*Data provided:*
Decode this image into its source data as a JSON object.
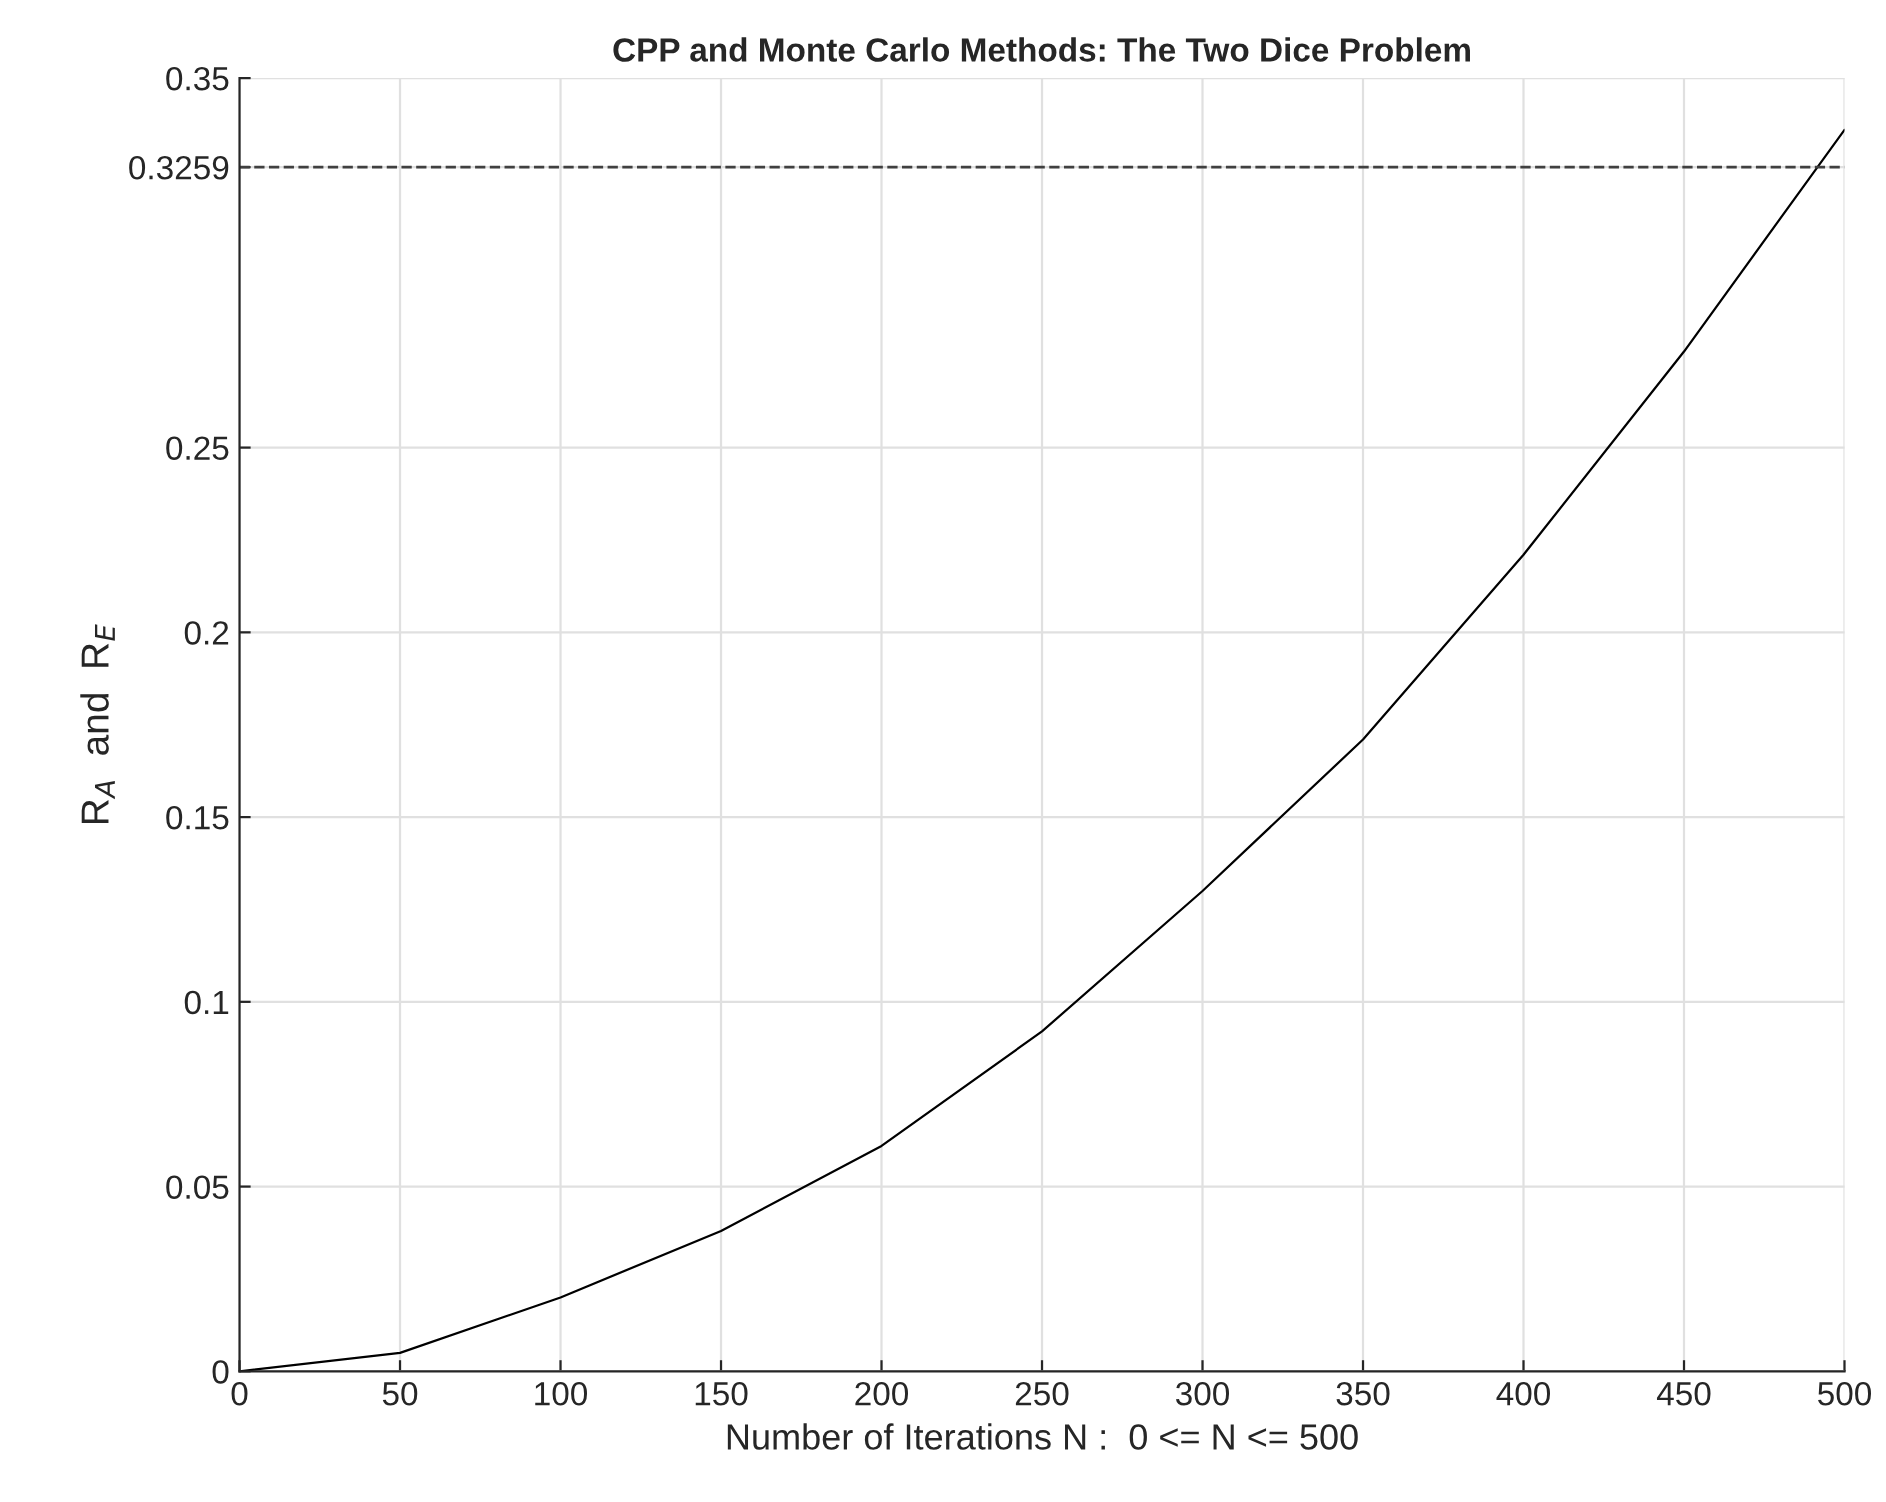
{
  "chart_data": {
    "type": "line",
    "title": "CPP and Monte Carlo Methods: The Two Dice Problem",
    "xlabel": "Number of Iterations N :  0 <= N <= 500",
    "ylabel": "R$_{A}$  and  R$_{E}$",
    "x": [
      0,
      50,
      100,
      150,
      200,
      250,
      300,
      350,
      400,
      450,
      500
    ],
    "series": [
      {
        "color": "#000000",
        "values": [
          0,
          0.005,
          0.02,
          0.038,
          0.061,
          0.092,
          0.13,
          0.171,
          0.221,
          0.276,
          0.336
        ]
      }
    ],
    "xlim": [
      0,
      500
    ],
    "xticks": [
      0,
      50,
      100,
      150,
      200,
      250,
      300,
      350,
      400,
      450,
      500
    ],
    "ylim": [
      0,
      0.35
    ],
    "yticks": [
      0,
      0.05,
      0.1,
      0.15,
      0.2,
      0.25,
      0.3259,
      0.35
    ],
    "ref_lines": [
      {
        "axis": "y",
        "value": 0.3259,
        "color": "#404040",
        "line_style": "dashed"
      }
    ],
    "grid": true,
    "marker": "none",
    "line_style": "solid"
  }
}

*Job:* Pictures are to be left out; all else in the entries above is to be quoted exactly.

*Completed exercise:*
Decode this image into its source data as a JSON object.
{
  "chart_data": {
    "type": "line",
    "title": "CPP and Monte Carlo Methods: The Two Dice Problem",
    "xlabel": "Number of Iterations N :  0 <= N <= 500",
    "ylabel": "R$_{A}$  and  R$_{E}$",
    "x": [
      0,
      50,
      100,
      150,
      200,
      250,
      300,
      350,
      400,
      450,
      500
    ],
    "series": [
      {
        "color": "#000000",
        "values": [
          0,
          0.005,
          0.02,
          0.038,
          0.061,
          0.092,
          0.13,
          0.171,
          0.221,
          0.276,
          0.336
        ]
      }
    ],
    "xlim": [
      0,
      500
    ],
    "xticks": [
      0,
      50,
      100,
      150,
      200,
      250,
      300,
      350,
      400,
      450,
      500
    ],
    "ylim": [
      0,
      0.35
    ],
    "yticks": [
      0,
      0.05,
      0.1,
      0.15,
      0.2,
      0.25,
      0.3259,
      0.35
    ],
    "ref_lines": [
      {
        "axis": "y",
        "value": 0.3259,
        "color": "#404040",
        "line_style": "dashed"
      }
    ],
    "grid": true,
    "marker": "none",
    "line_style": "solid"
  }
}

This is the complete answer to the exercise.